• _PASSAGE TO READ_
╭──

Our communities are hurting. Few want to accept responsibility, particularly those who benefit from the conditions that have created the pain. We have learned to play the blame game. Blame the victims. Accuse them of being lazy and irresponsible.
Many of us will say we didn’t cause the problems and have little to contribute to solutions. The first part of that statement is correct. The current generation didn’t create the problems. We are experiencing the consequences of past oppression carried into the present. But little to contribute? We have no one but ourselves to look to for solutions.
Health care was the principal concern of many people during the 2018 elections. Politicians wanted to assure voters that their pre-existing conditions would be covered. But there was little recognition that we are suffering from the pre-existing conditions of racism, sexism and classism. These conditions have manifested themselves in poverty, hate, exclusion and violence.
Americans have not known a time when conditions have been good for nonwhite people. They have been plagued by unjust conditions since the beginning of our national identity.

╰──

• _RAW DATA_
╭──

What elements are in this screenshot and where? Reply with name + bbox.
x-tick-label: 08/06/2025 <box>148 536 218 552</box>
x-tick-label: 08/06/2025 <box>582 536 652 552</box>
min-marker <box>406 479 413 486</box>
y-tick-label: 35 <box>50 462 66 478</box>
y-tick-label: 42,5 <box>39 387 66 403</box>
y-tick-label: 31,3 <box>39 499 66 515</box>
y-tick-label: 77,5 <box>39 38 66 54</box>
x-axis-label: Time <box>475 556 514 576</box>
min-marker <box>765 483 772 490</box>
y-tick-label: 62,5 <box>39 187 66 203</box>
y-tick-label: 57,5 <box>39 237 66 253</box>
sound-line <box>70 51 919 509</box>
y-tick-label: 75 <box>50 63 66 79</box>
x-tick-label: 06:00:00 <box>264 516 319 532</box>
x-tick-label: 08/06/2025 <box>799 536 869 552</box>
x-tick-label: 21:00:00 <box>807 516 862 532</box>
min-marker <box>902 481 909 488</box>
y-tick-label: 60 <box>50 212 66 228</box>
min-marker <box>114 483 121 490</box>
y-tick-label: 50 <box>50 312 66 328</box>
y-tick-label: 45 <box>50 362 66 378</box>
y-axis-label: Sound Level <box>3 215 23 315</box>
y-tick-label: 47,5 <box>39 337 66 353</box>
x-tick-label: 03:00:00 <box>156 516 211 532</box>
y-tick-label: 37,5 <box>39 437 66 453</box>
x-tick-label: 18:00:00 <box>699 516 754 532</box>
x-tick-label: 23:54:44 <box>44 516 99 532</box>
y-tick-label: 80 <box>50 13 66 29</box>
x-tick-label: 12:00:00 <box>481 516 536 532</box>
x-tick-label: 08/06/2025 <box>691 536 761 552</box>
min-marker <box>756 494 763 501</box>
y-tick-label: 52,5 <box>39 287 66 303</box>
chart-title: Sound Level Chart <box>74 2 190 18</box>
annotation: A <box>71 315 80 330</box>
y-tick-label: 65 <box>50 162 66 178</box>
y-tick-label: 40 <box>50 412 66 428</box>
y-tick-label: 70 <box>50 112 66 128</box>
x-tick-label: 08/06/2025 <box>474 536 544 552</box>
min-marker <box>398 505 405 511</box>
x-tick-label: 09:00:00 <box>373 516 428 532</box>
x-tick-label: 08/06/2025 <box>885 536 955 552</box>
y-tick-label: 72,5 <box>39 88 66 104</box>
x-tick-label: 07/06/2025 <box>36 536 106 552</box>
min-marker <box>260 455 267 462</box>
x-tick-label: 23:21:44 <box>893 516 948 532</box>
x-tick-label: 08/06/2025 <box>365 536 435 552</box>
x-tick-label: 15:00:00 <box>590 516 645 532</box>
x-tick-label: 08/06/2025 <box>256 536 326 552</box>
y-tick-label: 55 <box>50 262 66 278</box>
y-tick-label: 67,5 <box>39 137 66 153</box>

╰──

• _WHAT YOU NEED TO DO_
Resume the commentary on racism, sexism and classism as the nation's pre-existing conditions, starting right after its final sentence. These items come from a source unrelated to the text.

• _RESPONSE AREA_
African-Americans experienced slavery, and the scars have lasted for generations. Native Americans experienced death and removal to reservations and continue to be “wards of the state.” Immigrants who came looking for freedom experienced discrimination. Today some are threatened with deportation.
We have overcome injustices in the past. When people worked together to clear the paths of resistance, local and national actions helped pave the way to address the unjust acts.
Somehow, this time seems different. I believe acts of injustice will worsen before they get better. The proliferation of white supremacy is making it harder to deal with the effects of racism and violence. It’s an epidemic spreading deep into the soul of our communities.
Americans’ religious faith has undergirded acts of dehumanization. As the United States expanded, so did the belief that God ordained the “pioneers” to subjugate other races. That belief resonates with many people today. The pre-existing conditions of racism and dehumanization continue to resist a cure.
As a follower of Jesus Christ, I believe our faith undergirds our humanity. Since faith has been used to support racism, we need to turn the tables and use faith to cure the sickness of racism — sometimes called America’s original sin — and our other pre-existing conditions.
To accomplish this, we need to be reconciled to each other. Can we tear down the walls that separate us?
We aim nationally, but our actions need to focus locally. Join with other faith communities to respond together. Join community advocates to combat laws and regulations that discriminate. Choose an issue that has the greatest impact where you are — education, housing, medical care. They are interconnected.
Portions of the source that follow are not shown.